To be done — Repeat the material verbatim. Images are excluded from the copy.
**********
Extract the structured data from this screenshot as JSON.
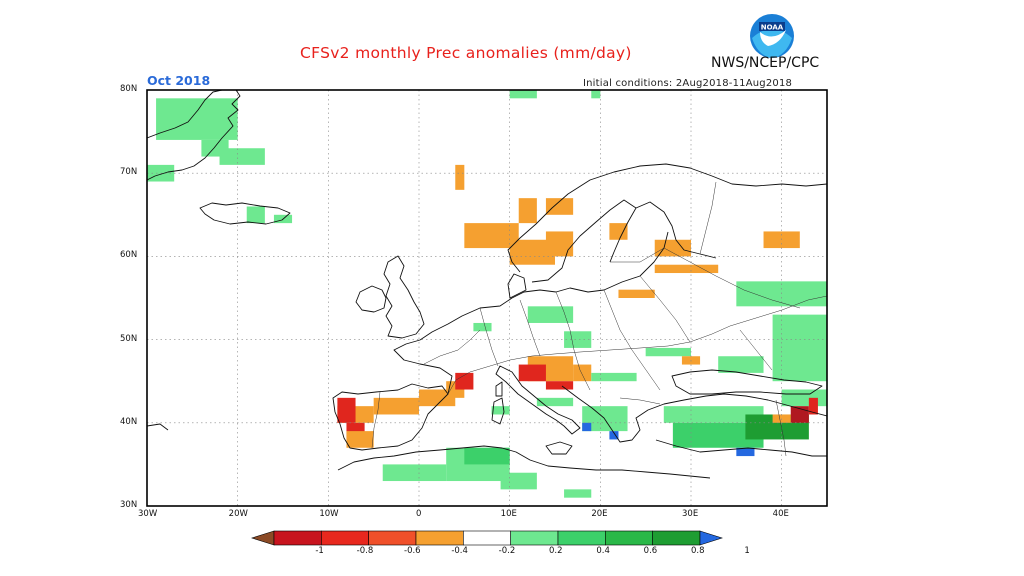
{
  "header": {
    "title": "CFSv2 monthly Prec anomalies (mm/day)",
    "agency": "NWS/NCEP/CPC",
    "logo_text": "NOAA",
    "month": "Oct 2018",
    "initial_conditions": "Initial conditions: 2Aug2018-11Aug2018"
  },
  "map": {
    "projection": "lat-lon",
    "lon_range": [
      -30,
      45
    ],
    "lat_range": [
      30,
      80
    ],
    "lat_labels": [
      "80N",
      "70N",
      "60N",
      "50N",
      "40N",
      "30N"
    ],
    "lon_labels": [
      "30W",
      "20W",
      "10W",
      "0",
      "10E",
      "20E",
      "30E",
      "40E"
    ],
    "grid": "dotted",
    "cell_size_deg": 1
  },
  "colorbar": {
    "labels": [
      "-1",
      "-0.8",
      "-0.6",
      "-0.4",
      "-0.2",
      "0.2",
      "0.4",
      "0.6",
      "0.8",
      "1"
    ],
    "colors": [
      "#8b4a25",
      "#c8141e",
      "#e8281e",
      "#f0502a",
      "#f5a030",
      "#ffffff",
      "#6ee890",
      "#3cd06a",
      "#2ab848",
      "#1e9d32",
      "#2468e0"
    ]
  },
  "anomaly_colors": {
    "lightgreen": "#6ee890",
    "green": "#3cd06a",
    "darkgreen": "#1e9d32",
    "orange": "#f5a030",
    "orangered": "#f0502a",
    "red": "#e0261e",
    "darkred": "#b01820",
    "blue": "#2468e0"
  }
}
**********
The completed task —
Extract the structured data from this screenshot as JSON.
{
  "header": {
    "title": "CFSv2 monthly Prec anomalies (mm/day)",
    "agency": "NWS/NCEP/CPC",
    "logo_text": "NOAA",
    "month": "Oct 2018",
    "initial_conditions": "Initial conditions: 2Aug2018-11Aug2018"
  },
  "map": {
    "projection": "lat-lon",
    "lon_range": [
      -30,
      45
    ],
    "lat_range": [
      30,
      80
    ],
    "lat_labels": [
      "80N",
      "70N",
      "60N",
      "50N",
      "40N",
      "30N"
    ],
    "lon_labels": [
      "30W",
      "20W",
      "10W",
      "0",
      "10E",
      "20E",
      "30E",
      "40E"
    ],
    "grid": "dotted",
    "cell_size_deg": 1
  },
  "colorbar": {
    "labels": [
      "-1",
      "-0.8",
      "-0.6",
      "-0.4",
      "-0.2",
      "0.2",
      "0.4",
      "0.6",
      "0.8",
      "1"
    ],
    "colors": [
      "#8b4a25",
      "#c8141e",
      "#e8281e",
      "#f0502a",
      "#f5a030",
      "#ffffff",
      "#6ee890",
      "#3cd06a",
      "#2ab848",
      "#1e9d32",
      "#2468e0"
    ]
  },
  "anomaly_colors": {
    "lightgreen": "#6ee890",
    "green": "#3cd06a",
    "darkgreen": "#1e9d32",
    "orange": "#f5a030",
    "orangered": "#f0502a",
    "red": "#e0261e",
    "darkred": "#b01820",
    "blue": "#2468e0"
  }
}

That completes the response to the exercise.